** Begin **

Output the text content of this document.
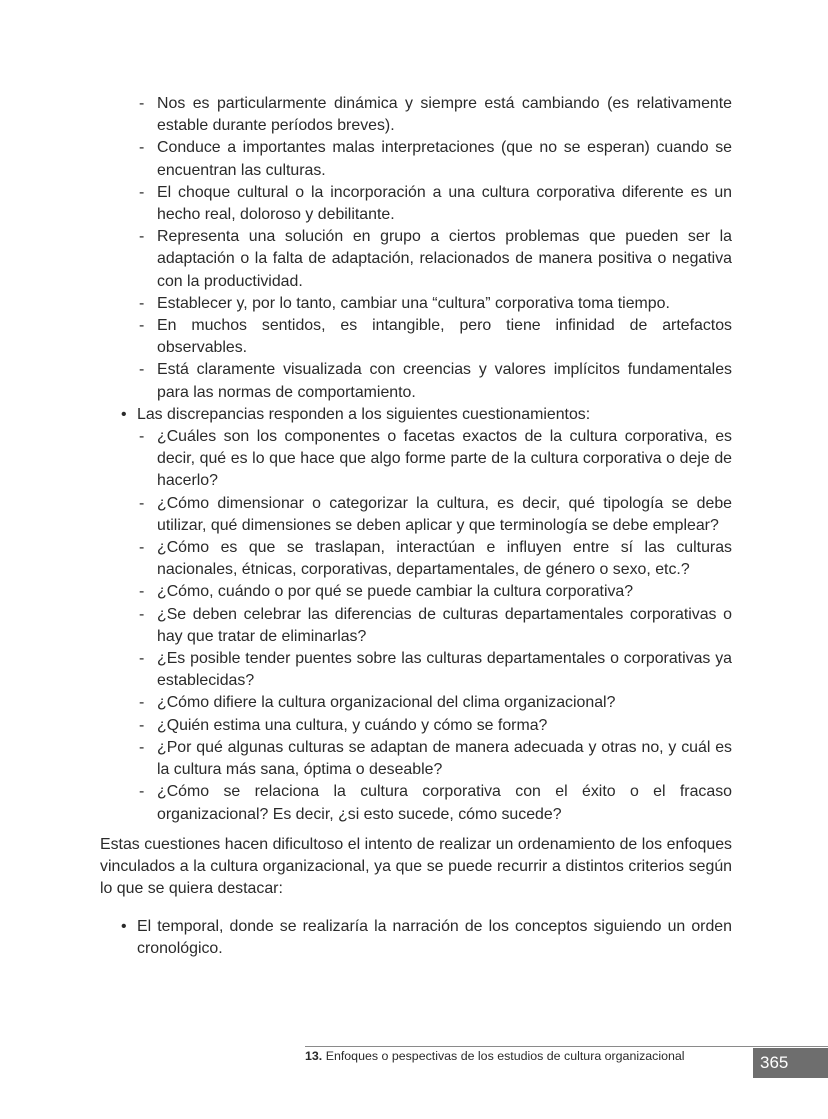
- Nos es particularmente dinámica y siempre está cambiando (es relativamente estable durante períodos breves).
- Conduce a importantes malas interpretaciones (que no se esperan) cuando se encuentran las culturas.
- El choque cultural o la incorporación a una cultura corporativa diferente es un hecho real, doloroso y debilitante.
- Representa una solución en grupo a ciertos problemas que pueden ser la adaptación o la falta de adaptación, relacionados de manera positiva o negativa con la productividad.
- Establecer y, por lo tanto, cambiar una “cultura” corporativa toma tiempo.
- En muchos sentidos, es intangible, pero tiene infinidad de artefactos observables.
- Está claramente visualizada con creencias y valores implícitos fundamentales para las normas de comportamiento.
• Las discrepancias responden a los siguientes cuestionamientos:
- ¿Cuáles son los componentes o facetas exactos de la cultura corporativa, es decir, qué es lo que hace que algo forme parte de la cultura corporativa o deje de hacerlo?
- ¿Cómo dimensionar o categorizar la cultura, es decir, qué tipología se debe utilizar, qué dimensiones se deben aplicar y que terminología se debe emplear?
- ¿Cómo es que se traslapan, interactúan e influyen entre sí las culturas nacionales, étnicas, corporativas, departamentales, de género o sexo, etc.?
- ¿Cómo, cuándo o por qué se puede cambiar la cultura corporativa?
- ¿Se deben celebrar las diferencias de culturas departamentales corporativas o hay que tratar de eliminarlas?
- ¿Es posible tender puentes sobre las culturas departamentales o corporativas ya establecidas?
- ¿Cómo difiere la cultura organizacional del clima organizacional?
- ¿Quién estima una cultura, y cuándo y cómo se forma?
- ¿Por qué algunas culturas se adaptan de manera adecuada y otras no, y cuál es la cultura más sana, óptima o deseable?
- ¿Cómo se relaciona la cultura corporativa con el éxito o el fracaso organizacional? Es decir, ¿si esto sucede, cómo sucede?

Estas cuestiones hacen dificultoso el intento de realizar un ordenamiento de los enfoques vinculados a la cultura organizacional, ya que se puede recurrir a distintos criterios según lo que se quiera destacar:

• El temporal, donde se realizaría la narración de los conceptos siguiendo un orden cronológico.
13. Enfoques o pespectivas de los estudios de cultura organizacional	365
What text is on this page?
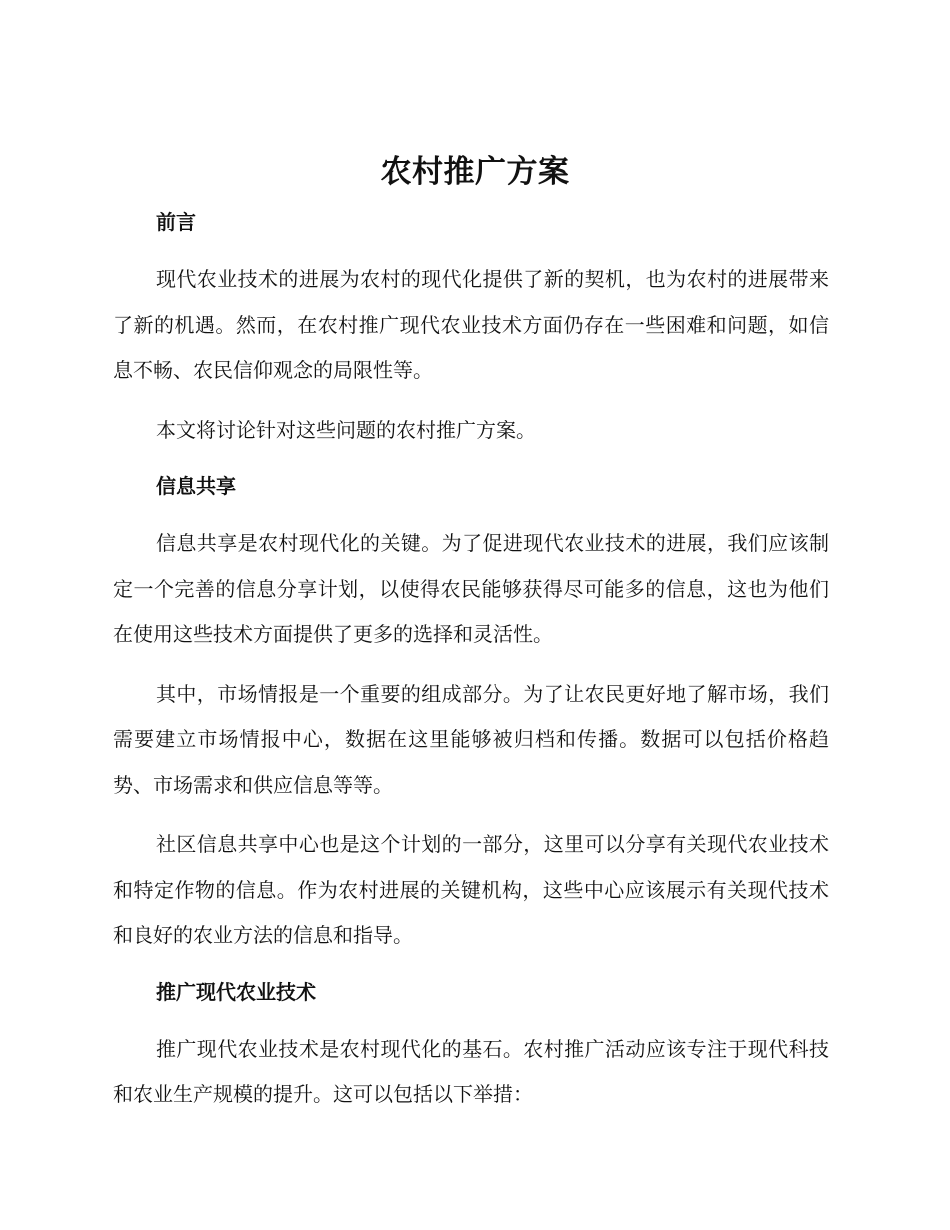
农村推广方案
前言

现代农业技术的进展为农村的现代化提供了新的契机，也为农村的进展带来了新的机遇。然而，在农村推广现代农业技术方面仍存在一些困难和问题，如信息不畅、农民信仰观念的局限性等。

本文将讨论针对这些问题的农村推广方案。

信息共享

信息共享是农村现代化的关键。为了促进现代农业技术的进展，我们应该制定一个完善的信息分享计划，以使得农民能够获得尽可能多的信息，这也为他们在使用这些技术方面提供了更多的选择和灵活性。

其中，市场情报是一个重要的组成部分。为了让农民更好地了解市场，我们需要建立市场情报中心，数据在这里能够被归档和传播。数据可以包括价格趋势、市场需求和供应信息等等。

社区信息共享中心也是这个计划的一部分，这里可以分享有关现代农业技术和特定作物的信息。作为农村进展的关键机构，这些中心应该展示有关现代技术和良好的农业方法的信息和指导。

推广现代农业技术

推广现代农业技术是农村现代化的基石。农村推广活动应该专注于现代科技和农业生产规模的提升。这可以包括以下举措：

** End **

From the line containing "What text is on this page?" through the last line of the material above, write out each line exactly, leaving aside all pictures.

→ **CORRECT ANSWER**
What text is on this page?
农村推广方案
前言

现代农业技术的进展为农村的现代化提供了新的契机，也为农村的进展带来了新的机遇。然而，在农村推广现代农业技术方面仍存在一些困难和问题，如信息不畅、农民信仰观念的局限性等。

本文将讨论针对这些问题的农村推广方案。

信息共享

信息共享是农村现代化的关键。为了促进现代农业技术的进展，我们应该制定一个完善的信息分享计划，以使得农民能够获得尽可能多的信息，这也为他们在使用这些技术方面提供了更多的选择和灵活性。

其中，市场情报是一个重要的组成部分。为了让农民更好地了解市场，我们需要建立市场情报中心，数据在这里能够被归档和传播。数据可以包括价格趋势、市场需求和供应信息等等。

社区信息共享中心也是这个计划的一部分，这里可以分享有关现代农业技术和特定作物的信息。作为农村进展的关键机构，这些中心应该展示有关现代技术和良好的农业方法的信息和指导。

推广现代农业技术

推广现代农业技术是农村现代化的基石。农村推广活动应该专注于现代科技和农业生产规模的提升。这可以包括以下举措：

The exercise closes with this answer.